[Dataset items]
= = =

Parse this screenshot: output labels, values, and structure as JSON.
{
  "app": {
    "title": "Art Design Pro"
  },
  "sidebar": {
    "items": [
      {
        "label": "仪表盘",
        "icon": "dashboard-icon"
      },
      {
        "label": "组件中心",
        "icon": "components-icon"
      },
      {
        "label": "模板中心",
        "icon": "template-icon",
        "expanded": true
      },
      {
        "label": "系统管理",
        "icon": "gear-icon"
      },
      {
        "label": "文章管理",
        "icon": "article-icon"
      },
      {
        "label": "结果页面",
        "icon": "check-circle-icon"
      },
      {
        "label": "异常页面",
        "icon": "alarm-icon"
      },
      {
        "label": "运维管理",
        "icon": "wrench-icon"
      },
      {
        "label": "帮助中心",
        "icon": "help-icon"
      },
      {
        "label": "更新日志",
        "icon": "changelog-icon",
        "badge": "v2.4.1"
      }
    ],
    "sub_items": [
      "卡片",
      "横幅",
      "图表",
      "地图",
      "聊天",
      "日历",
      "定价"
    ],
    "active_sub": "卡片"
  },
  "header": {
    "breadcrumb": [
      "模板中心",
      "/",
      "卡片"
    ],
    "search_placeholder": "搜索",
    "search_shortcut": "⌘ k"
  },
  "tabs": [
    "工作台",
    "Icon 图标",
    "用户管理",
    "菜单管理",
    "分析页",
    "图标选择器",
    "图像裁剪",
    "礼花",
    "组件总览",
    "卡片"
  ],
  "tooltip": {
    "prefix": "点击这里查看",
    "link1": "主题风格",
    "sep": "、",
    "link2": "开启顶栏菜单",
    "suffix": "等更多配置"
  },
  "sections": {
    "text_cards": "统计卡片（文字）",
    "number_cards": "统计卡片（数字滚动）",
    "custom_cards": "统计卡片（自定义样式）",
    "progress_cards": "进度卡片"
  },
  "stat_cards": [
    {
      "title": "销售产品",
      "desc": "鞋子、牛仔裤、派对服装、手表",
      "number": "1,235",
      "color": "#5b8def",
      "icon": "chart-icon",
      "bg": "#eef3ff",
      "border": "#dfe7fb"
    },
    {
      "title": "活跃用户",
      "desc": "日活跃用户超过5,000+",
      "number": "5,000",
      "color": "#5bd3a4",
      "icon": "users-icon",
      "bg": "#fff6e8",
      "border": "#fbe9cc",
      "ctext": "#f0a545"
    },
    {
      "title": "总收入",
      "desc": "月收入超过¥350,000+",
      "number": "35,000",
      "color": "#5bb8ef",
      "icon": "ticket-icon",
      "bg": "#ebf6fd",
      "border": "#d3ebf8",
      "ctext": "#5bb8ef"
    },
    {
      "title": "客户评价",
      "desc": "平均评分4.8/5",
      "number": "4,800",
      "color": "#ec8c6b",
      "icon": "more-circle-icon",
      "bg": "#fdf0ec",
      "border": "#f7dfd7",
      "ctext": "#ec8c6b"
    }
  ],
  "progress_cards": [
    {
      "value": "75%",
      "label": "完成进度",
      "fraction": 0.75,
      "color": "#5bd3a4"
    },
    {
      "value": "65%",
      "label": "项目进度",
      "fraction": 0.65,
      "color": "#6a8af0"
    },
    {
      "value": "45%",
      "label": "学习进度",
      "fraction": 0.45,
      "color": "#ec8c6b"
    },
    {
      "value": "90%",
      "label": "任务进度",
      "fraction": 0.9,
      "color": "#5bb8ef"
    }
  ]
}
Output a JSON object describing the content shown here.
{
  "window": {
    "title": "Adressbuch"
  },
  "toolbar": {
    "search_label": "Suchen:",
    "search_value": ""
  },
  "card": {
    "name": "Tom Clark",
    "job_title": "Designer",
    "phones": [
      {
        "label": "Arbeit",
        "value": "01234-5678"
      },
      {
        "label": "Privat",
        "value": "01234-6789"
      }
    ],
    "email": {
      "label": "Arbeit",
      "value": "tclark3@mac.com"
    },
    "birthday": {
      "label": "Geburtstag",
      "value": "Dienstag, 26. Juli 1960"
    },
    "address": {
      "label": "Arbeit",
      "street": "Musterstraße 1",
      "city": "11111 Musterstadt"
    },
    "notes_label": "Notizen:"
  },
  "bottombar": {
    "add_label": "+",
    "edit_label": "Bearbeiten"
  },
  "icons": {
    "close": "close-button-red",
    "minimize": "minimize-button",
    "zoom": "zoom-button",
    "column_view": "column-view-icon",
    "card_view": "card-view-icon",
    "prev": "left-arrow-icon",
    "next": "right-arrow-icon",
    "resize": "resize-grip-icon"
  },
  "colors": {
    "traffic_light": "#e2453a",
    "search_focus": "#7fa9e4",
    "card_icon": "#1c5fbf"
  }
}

= = =

- WRITTEN EXERCISE -
Print the listing above in full, exactly as it is.

- CORRECT RESPONSE -
Parse this screenshot: output labels, values, and structure as JSON.
{
  "app": {
    "title": "Art Design Pro"
  },
  "sidebar": {
    "items": [
      {
        "label": "仪表盘",
        "icon": "dashboard-icon"
      },
      {
        "label": "组件中心",
        "icon": "components-icon"
      },
      {
        "label": "模板中心",
        "icon": "template-icon",
        "expanded": true
      },
      {
        "label": "系统管理",
        "icon": "gear-icon"
      },
      {
        "label": "文章管理",
        "icon": "article-icon"
      },
      {
        "label": "结果页面",
        "icon": "check-circle-icon"
      },
      {
        "label": "异常页面",
        "icon": "alarm-icon"
      },
      {
        "label": "运维管理",
        "icon": "wrench-icon"
      },
      {
        "label": "帮助中心",
        "icon": "help-icon"
      },
      {
        "label": "更新日志",
        "icon": "changelog-icon",
        "badge": "v2.4.1"
      }
    ],
    "sub_items": [
      "卡片",
      "横幅",
      "图表",
      "地图",
      "聊天",
      "日历",
      "定价"
    ],
    "active_sub": "卡片"
  },
  "header": {
    "breadcrumb": [
      "模板中心",
      "/",
      "卡片"
    ],
    "search_placeholder": "搜索",
    "search_shortcut": "⌘ k"
  },
  "tabs": [
    "工作台",
    "Icon 图标",
    "用户管理",
    "菜单管理",
    "分析页",
    "图标选择器",
    "图像裁剪",
    "礼花",
    "组件总览",
    "卡片"
  ],
  "tooltip": {
    "prefix": "点击这里查看",
    "link1": "主题风格",
    "sep": "、",
    "link2": "开启顶栏菜单",
    "suffix": "等更多配置"
  },
  "sections": {
    "text_cards": "统计卡片（文字）",
    "number_cards": "统计卡片（数字滚动）",
    "custom_cards": "统计卡片（自定义样式）",
    "progress_cards": "进度卡片"
  },
  "stat_cards": [
    {
      "title": "销售产品",
      "desc": "鞋子、牛仔裤、派对服装、手表",
      "number": "1,235",
      "color": "#5b8def",
      "icon": "chart-icon",
      "bg": "#eef3ff",
      "border": "#dfe7fb"
    },
    {
      "title": "活跃用户",
      "desc": "日活跃用户超过5,000+",
      "number": "5,000",
      "color": "#5bd3a4",
      "icon": "users-icon",
      "bg": "#fff6e8",
      "border": "#fbe9cc",
      "ctext": "#f0a545"
    },
    {
      "title": "总收入",
      "desc": "月收入超过¥350,000+",
      "number": "35,000",
      "color": "#5bb8ef",
      "icon": "ticket-icon",
      "bg": "#ebf6fd",
      "border": "#d3ebf8",
      "ctext": "#5bb8ef"
    },
    {
      "title": "客户评价",
      "desc": "平均评分4.8/5",
      "number": "4,800",
      "color": "#ec8c6b",
      "icon": "more-circle-icon",
      "bg": "#fdf0ec",
      "border": "#f7dfd7",
      "ctext": "#ec8c6b"
    }
  ],
  "progress_cards": [
    {
      "value": "75%",
      "label": "完成进度",
      "fraction": 0.75,
      "color": "#5bd3a4"
    },
    {
      "value": "65%",
      "label": "项目进度",
      "fraction": 0.65,
      "color": "#6a8af0"
    },
    {
      "value": "45%",
      "label": "学习进度",
      "fraction": 0.45,
      "color": "#ec8c6b"
    },
    {
      "value": "90%",
      "label": "任务进度",
      "fraction": 0.9,
      "color": "#5bb8ef"
    }
  ]
}
Output a JSON object describing the content shown here.
{
  "window": {
    "title": "Adressbuch"
  },
  "toolbar": {
    "search_label": "Suchen:",
    "search_value": ""
  },
  "card": {
    "name": "Tom Clark",
    "job_title": "Designer",
    "phones": [
      {
        "label": "Arbeit",
        "value": "01234-5678"
      },
      {
        "label": "Privat",
        "value": "01234-6789"
      }
    ],
    "email": {
      "label": "Arbeit",
      "value": "tclark3@mac.com"
    },
    "birthday": {
      "label": "Geburtstag",
      "value": "Dienstag, 26. Juli 1960"
    },
    "address": {
      "label": "Arbeit",
      "street": "Musterstraße 1",
      "city": "11111 Musterstadt"
    },
    "notes_label": "Notizen:"
  },
  "bottombar": {
    "add_label": "+",
    "edit_label": "Bearbeiten"
  },
  "icons": {
    "close": "close-button-red",
    "minimize": "minimize-button",
    "zoom": "zoom-button",
    "column_view": "column-view-icon",
    "card_view": "card-view-icon",
    "prev": "left-arrow-icon",
    "next": "right-arrow-icon",
    "resize": "resize-grip-icon"
  },
  "colors": {
    "traffic_light": "#e2453a",
    "search_focus": "#7fa9e4",
    "card_icon": "#1c5fbf"
  }
}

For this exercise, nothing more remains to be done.